Copy the listing verbatim, excluding any images found in it.

****

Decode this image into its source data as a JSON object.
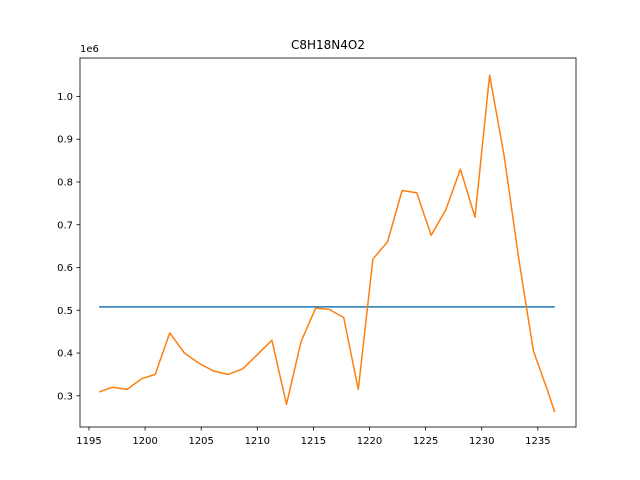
{
  "chart_data": {
    "type": "line",
    "title": "C8H18N4O2",
    "xlabel": "",
    "ylabel": "",
    "y_offset_label": "1e6",
    "xlim": [
      1194.2,
      1238.4
    ],
    "ylim": [
      227000,
      1090000
    ],
    "x_ticks": [
      1195,
      1200,
      1205,
      1210,
      1215,
      1220,
      1225,
      1230,
      1235
    ],
    "x_tick_labels": [
      "1195",
      "1200",
      "1205",
      "1210",
      "1215",
      "1220",
      "1225",
      "1230",
      "1235"
    ],
    "y_ticks": [
      300000,
      400000,
      500000,
      600000,
      700000,
      800000,
      900000,
      1000000
    ],
    "y_tick_labels": [
      "0.3",
      "0.4",
      "0.5",
      "0.6",
      "0.7",
      "0.8",
      "0.9",
      "1.0"
    ],
    "grid": false,
    "legend": "none",
    "series": [
      {
        "color": "#1f77b4",
        "x": [
          1195.9,
          1236.5
        ],
        "y": [
          508000,
          508000
        ]
      },
      {
        "color": "#ff7f0e",
        "x": [
          1195.9,
          1197.1,
          1198.4,
          1199.7,
          1200.9,
          1202.2,
          1203.5,
          1204.8,
          1206.1,
          1207.4,
          1208.7,
          1210.0,
          1211.3,
          1212.6,
          1213.9,
          1215.2,
          1216.4,
          1217.7,
          1219.0,
          1220.3,
          1221.6,
          1222.9,
          1224.2,
          1225.5,
          1226.8,
          1228.1,
          1229.4,
          1230.7,
          1232.0,
          1233.3,
          1234.6,
          1235.9,
          1236.5
        ],
        "y": [
          309000,
          320000,
          315000,
          340000,
          350000,
          447000,
          400000,
          376000,
          358000,
          350000,
          363000,
          396000,
          430000,
          280000,
          427000,
          505000,
          502000,
          483000,
          315000,
          620000,
          660000,
          780000,
          775000,
          675000,
          735000,
          830000,
          718000,
          1050000,
          860000,
          620000,
          405000,
          310000,
          262000
        ]
      }
    ]
  }
}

****

Output of the task>
Decode this image into its source data as a JSON object.
{
  "chart_data": {
    "type": "line",
    "title": "C8H18N4O2",
    "xlabel": "",
    "ylabel": "",
    "y_offset_label": "1e6",
    "xlim": [
      1194.2,
      1238.4
    ],
    "ylim": [
      227000,
      1090000
    ],
    "x_ticks": [
      1195,
      1200,
      1205,
      1210,
      1215,
      1220,
      1225,
      1230,
      1235
    ],
    "x_tick_labels": [
      "1195",
      "1200",
      "1205",
      "1210",
      "1215",
      "1220",
      "1225",
      "1230",
      "1235"
    ],
    "y_ticks": [
      300000,
      400000,
      500000,
      600000,
      700000,
      800000,
      900000,
      1000000
    ],
    "y_tick_labels": [
      "0.3",
      "0.4",
      "0.5",
      "0.6",
      "0.7",
      "0.8",
      "0.9",
      "1.0"
    ],
    "grid": false,
    "legend": "none",
    "series": [
      {
        "color": "#1f77b4",
        "x": [
          1195.9,
          1236.5
        ],
        "y": [
          508000,
          508000
        ]
      },
      {
        "color": "#ff7f0e",
        "x": [
          1195.9,
          1197.1,
          1198.4,
          1199.7,
          1200.9,
          1202.2,
          1203.5,
          1204.8,
          1206.1,
          1207.4,
          1208.7,
          1210.0,
          1211.3,
          1212.6,
          1213.9,
          1215.2,
          1216.4,
          1217.7,
          1219.0,
          1220.3,
          1221.6,
          1222.9,
          1224.2,
          1225.5,
          1226.8,
          1228.1,
          1229.4,
          1230.7,
          1232.0,
          1233.3,
          1234.6,
          1235.9,
          1236.5
        ],
        "y": [
          309000,
          320000,
          315000,
          340000,
          350000,
          447000,
          400000,
          376000,
          358000,
          350000,
          363000,
          396000,
          430000,
          280000,
          427000,
          505000,
          502000,
          483000,
          315000,
          620000,
          660000,
          780000,
          775000,
          675000,
          735000,
          830000,
          718000,
          1050000,
          860000,
          620000,
          405000,
          310000,
          262000
        ]
      }
    ]
  }
}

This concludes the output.